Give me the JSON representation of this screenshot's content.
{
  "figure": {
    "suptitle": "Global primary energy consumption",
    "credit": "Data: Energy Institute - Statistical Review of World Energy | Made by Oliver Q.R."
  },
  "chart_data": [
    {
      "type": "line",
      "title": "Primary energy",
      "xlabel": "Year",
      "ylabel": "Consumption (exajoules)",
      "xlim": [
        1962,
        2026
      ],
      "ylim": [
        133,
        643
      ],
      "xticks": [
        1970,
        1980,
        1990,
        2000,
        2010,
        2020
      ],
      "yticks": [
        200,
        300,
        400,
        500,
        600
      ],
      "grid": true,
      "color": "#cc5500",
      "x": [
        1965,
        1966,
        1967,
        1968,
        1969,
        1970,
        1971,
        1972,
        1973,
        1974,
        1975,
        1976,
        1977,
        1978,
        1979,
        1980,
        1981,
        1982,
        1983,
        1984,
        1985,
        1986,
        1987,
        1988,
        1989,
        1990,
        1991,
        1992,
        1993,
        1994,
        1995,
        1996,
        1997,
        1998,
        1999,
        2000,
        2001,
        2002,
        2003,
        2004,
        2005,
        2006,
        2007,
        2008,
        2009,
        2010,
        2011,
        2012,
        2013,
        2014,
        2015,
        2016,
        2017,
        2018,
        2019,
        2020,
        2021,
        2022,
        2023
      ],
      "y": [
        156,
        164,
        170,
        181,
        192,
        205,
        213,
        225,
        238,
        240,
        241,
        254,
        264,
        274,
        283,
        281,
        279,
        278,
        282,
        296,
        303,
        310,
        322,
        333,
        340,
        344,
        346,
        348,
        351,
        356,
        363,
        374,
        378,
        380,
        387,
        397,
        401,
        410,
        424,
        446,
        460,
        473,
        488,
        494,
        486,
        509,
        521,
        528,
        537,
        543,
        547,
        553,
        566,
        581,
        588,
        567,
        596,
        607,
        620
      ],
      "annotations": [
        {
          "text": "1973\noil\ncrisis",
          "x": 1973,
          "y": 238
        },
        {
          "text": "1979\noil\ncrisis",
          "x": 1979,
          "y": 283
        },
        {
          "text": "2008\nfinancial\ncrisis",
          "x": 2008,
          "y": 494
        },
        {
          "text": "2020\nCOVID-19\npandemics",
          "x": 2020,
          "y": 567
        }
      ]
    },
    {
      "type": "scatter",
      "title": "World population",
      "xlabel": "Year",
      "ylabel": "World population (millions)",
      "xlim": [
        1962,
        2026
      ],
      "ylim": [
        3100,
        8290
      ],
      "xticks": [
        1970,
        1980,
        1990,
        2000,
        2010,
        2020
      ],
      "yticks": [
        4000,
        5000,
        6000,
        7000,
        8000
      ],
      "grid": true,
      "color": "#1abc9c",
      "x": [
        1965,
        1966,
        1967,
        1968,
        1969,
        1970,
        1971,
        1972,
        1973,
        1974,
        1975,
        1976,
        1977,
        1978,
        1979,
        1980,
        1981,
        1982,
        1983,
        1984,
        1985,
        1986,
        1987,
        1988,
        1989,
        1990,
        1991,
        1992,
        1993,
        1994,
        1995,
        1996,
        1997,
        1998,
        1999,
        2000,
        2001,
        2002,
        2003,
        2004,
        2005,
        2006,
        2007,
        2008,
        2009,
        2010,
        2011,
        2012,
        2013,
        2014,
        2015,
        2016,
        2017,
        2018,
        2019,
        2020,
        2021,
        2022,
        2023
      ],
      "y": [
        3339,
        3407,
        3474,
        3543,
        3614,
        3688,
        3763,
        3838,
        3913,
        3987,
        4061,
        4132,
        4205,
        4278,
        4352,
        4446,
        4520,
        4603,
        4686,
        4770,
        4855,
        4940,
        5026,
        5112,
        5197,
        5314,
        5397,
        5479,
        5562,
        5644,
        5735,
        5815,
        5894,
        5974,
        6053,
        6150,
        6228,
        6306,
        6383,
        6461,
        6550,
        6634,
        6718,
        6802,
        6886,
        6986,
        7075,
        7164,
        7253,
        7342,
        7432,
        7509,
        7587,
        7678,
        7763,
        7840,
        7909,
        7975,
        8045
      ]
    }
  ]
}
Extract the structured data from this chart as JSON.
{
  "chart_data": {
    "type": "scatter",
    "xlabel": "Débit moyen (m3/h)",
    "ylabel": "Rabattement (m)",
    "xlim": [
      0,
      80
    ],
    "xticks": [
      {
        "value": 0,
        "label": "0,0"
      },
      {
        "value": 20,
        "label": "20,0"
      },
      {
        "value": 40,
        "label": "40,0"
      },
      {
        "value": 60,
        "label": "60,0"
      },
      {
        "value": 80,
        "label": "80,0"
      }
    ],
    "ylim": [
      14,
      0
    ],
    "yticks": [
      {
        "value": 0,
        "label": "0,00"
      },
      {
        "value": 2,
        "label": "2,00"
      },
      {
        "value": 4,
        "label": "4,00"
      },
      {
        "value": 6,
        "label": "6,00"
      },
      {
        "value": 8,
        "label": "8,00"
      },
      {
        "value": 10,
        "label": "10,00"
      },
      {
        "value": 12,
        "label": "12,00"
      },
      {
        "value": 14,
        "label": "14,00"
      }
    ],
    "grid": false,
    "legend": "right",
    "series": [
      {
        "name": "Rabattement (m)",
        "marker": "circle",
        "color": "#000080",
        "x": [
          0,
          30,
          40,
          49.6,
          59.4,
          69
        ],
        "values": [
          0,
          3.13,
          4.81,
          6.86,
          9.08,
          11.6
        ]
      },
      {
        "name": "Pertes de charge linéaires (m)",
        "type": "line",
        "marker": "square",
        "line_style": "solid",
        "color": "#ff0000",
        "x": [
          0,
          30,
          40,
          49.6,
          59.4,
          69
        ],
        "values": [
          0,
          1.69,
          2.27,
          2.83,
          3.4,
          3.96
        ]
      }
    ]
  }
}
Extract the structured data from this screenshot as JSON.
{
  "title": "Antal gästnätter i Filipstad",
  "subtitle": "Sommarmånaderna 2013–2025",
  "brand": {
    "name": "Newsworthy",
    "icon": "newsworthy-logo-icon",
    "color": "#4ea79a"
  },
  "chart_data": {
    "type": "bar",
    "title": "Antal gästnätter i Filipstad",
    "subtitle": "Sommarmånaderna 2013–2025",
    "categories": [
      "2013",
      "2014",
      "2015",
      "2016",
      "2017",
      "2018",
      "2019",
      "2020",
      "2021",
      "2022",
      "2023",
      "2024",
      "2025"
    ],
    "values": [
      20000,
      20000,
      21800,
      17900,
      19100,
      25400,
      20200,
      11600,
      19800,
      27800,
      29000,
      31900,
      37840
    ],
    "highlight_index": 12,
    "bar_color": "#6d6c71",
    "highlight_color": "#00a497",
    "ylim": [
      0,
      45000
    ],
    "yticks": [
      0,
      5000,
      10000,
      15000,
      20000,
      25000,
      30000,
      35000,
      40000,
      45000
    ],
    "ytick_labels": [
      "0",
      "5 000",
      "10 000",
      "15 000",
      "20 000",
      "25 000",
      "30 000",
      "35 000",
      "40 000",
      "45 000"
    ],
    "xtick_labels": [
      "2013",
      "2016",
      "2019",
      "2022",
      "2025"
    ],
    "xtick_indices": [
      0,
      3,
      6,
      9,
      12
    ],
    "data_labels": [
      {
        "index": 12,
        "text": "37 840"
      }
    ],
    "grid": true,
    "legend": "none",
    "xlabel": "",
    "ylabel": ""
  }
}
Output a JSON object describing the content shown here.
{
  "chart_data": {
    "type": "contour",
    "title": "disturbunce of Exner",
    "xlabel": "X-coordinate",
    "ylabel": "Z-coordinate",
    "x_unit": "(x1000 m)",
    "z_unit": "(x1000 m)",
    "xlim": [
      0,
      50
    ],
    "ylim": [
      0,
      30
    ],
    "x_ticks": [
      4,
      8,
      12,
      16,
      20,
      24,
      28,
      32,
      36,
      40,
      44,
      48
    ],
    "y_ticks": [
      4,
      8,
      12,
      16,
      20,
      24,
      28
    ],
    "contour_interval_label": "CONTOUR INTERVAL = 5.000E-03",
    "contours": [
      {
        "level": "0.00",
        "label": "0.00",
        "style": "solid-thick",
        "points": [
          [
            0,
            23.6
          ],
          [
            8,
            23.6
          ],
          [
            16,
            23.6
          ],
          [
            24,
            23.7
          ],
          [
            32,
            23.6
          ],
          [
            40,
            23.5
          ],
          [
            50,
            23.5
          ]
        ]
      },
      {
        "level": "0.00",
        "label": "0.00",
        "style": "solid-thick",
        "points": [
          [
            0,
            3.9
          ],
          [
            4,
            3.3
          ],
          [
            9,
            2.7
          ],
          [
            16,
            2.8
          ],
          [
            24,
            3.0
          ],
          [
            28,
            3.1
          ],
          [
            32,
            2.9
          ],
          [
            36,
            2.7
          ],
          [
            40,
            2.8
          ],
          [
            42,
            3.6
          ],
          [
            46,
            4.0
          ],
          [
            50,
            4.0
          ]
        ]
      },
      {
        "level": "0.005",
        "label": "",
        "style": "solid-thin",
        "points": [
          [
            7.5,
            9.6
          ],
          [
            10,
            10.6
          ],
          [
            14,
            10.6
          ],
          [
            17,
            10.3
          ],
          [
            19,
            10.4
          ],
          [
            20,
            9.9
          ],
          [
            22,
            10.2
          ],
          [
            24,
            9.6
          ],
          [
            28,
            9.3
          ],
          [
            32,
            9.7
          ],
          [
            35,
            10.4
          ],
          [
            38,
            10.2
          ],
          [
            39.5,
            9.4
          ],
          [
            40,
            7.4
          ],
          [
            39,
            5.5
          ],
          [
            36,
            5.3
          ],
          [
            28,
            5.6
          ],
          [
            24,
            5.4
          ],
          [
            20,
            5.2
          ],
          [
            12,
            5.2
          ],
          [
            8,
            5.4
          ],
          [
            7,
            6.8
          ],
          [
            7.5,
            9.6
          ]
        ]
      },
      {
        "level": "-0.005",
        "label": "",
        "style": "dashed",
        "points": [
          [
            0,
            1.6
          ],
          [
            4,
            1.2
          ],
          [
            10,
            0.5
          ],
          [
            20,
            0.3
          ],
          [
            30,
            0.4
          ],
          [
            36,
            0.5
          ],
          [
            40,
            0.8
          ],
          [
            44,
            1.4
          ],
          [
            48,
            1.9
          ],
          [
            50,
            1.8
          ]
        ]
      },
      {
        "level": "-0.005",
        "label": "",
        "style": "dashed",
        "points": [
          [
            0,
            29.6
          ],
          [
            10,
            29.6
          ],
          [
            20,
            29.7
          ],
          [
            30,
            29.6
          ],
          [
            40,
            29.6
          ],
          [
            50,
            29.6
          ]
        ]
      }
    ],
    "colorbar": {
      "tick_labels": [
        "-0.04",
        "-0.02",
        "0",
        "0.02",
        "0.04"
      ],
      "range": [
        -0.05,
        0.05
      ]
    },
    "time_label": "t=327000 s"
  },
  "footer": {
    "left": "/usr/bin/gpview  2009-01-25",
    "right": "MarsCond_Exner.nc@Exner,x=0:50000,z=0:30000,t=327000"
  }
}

──────────────────────────────

» **REQUIREMENTS**
Copy all lines of the material above where the string "this" occurs.

» **FULL SOLUTION**
Give me the JSON representation of this screenshot's content.
Extract the structured data from this chart as JSON.
Extract the structured data from this screenshot as JSON.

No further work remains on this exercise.